◆ Exercise prompt: Write the count of lines that contain the word "this" and nothing else.

◆ Given information:
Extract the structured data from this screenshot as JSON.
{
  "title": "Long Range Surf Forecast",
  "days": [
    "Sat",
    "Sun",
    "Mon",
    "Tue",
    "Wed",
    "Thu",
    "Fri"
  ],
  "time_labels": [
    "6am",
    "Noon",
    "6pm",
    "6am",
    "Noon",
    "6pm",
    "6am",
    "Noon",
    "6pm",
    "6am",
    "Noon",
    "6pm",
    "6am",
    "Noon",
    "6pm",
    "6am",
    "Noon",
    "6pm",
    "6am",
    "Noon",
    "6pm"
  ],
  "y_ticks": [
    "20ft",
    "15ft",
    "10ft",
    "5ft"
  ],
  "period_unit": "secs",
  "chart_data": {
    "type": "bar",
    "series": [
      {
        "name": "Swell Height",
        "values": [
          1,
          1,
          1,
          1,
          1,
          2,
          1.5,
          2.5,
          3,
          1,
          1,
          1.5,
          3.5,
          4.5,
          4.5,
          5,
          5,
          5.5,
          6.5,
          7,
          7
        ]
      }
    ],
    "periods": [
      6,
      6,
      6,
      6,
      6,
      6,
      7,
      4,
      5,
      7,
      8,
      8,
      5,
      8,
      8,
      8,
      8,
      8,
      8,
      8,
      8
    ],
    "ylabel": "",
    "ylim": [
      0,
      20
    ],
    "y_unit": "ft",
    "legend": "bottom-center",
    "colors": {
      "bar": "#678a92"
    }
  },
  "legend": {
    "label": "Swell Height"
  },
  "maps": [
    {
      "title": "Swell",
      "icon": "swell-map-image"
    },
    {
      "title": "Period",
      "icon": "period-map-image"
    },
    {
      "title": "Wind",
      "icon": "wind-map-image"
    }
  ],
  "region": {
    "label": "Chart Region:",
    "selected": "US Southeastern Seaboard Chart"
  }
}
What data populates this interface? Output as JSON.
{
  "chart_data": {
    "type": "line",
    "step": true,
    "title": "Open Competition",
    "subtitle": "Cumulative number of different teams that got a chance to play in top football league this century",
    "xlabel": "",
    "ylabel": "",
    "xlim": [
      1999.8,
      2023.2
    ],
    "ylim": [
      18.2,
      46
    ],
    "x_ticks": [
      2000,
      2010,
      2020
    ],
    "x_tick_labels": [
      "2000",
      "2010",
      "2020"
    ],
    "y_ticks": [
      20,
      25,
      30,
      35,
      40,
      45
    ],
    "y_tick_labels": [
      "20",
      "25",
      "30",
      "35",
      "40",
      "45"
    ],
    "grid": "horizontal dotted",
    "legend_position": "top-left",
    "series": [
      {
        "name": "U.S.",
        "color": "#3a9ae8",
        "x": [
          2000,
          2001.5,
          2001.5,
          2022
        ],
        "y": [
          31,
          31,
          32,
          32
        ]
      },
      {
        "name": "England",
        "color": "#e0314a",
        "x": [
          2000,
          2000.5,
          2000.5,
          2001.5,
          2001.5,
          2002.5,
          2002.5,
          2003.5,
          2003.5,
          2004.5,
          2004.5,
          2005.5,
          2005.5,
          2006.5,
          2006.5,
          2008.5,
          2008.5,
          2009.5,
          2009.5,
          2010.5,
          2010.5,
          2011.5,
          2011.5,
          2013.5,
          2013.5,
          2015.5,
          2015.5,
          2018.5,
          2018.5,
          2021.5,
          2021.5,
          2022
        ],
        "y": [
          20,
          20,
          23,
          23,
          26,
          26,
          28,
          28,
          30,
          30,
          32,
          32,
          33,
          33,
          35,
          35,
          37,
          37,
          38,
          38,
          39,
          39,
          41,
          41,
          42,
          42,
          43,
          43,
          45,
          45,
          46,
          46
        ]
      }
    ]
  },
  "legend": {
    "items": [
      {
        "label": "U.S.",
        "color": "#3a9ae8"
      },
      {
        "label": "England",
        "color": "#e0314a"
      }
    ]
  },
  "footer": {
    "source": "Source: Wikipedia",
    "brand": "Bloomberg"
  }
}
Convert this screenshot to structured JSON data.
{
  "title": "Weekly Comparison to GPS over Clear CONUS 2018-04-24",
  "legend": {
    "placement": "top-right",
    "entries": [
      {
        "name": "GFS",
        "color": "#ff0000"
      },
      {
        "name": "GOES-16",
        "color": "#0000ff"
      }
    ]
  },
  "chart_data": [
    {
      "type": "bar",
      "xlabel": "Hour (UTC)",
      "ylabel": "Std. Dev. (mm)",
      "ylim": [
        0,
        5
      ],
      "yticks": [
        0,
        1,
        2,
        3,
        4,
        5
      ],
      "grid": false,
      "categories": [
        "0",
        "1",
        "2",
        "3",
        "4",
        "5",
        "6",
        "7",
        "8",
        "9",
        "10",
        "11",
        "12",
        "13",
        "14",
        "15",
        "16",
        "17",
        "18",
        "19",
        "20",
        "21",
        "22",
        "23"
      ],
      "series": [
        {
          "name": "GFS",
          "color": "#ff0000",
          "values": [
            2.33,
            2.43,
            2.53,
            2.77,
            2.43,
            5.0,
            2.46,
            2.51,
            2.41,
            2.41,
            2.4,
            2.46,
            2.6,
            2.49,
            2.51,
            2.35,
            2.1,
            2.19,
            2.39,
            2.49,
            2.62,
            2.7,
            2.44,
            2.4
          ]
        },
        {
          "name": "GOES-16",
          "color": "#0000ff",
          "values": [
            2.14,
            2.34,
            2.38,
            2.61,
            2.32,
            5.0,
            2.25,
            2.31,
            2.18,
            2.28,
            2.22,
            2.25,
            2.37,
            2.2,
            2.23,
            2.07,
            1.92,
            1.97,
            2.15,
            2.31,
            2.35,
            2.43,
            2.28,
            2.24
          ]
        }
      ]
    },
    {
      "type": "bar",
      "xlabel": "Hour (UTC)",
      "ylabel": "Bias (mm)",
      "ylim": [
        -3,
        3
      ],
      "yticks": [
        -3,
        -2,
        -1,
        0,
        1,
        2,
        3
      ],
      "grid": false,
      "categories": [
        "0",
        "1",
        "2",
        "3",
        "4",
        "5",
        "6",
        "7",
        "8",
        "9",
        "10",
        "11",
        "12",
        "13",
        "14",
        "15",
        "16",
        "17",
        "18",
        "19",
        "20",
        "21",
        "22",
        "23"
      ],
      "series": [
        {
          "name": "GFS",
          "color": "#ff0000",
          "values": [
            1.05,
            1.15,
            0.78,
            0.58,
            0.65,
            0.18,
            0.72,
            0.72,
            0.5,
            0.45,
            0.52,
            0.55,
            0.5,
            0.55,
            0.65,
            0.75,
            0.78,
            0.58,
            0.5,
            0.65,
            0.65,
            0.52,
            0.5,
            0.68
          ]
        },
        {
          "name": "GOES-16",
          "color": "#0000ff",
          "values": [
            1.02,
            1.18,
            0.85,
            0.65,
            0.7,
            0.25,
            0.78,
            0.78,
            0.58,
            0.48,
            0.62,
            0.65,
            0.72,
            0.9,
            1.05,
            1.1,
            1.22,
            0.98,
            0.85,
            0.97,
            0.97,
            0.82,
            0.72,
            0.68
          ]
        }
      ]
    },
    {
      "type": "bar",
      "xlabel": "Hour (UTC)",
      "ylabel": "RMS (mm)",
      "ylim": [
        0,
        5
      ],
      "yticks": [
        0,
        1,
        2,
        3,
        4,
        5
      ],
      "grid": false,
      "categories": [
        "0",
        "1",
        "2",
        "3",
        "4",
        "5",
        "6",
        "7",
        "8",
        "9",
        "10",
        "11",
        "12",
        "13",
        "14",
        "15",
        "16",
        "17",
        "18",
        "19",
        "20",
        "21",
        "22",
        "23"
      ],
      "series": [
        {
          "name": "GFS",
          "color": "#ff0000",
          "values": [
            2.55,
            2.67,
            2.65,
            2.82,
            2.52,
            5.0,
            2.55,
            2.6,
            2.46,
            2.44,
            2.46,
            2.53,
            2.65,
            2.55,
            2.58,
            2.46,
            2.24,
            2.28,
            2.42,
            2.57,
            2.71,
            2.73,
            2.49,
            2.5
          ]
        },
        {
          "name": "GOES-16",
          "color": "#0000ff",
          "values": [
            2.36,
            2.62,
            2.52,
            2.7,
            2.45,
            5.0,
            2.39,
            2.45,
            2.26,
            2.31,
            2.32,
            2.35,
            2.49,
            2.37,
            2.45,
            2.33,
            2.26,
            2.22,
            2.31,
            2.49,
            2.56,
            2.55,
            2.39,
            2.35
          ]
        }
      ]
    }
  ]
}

◆ Result: 4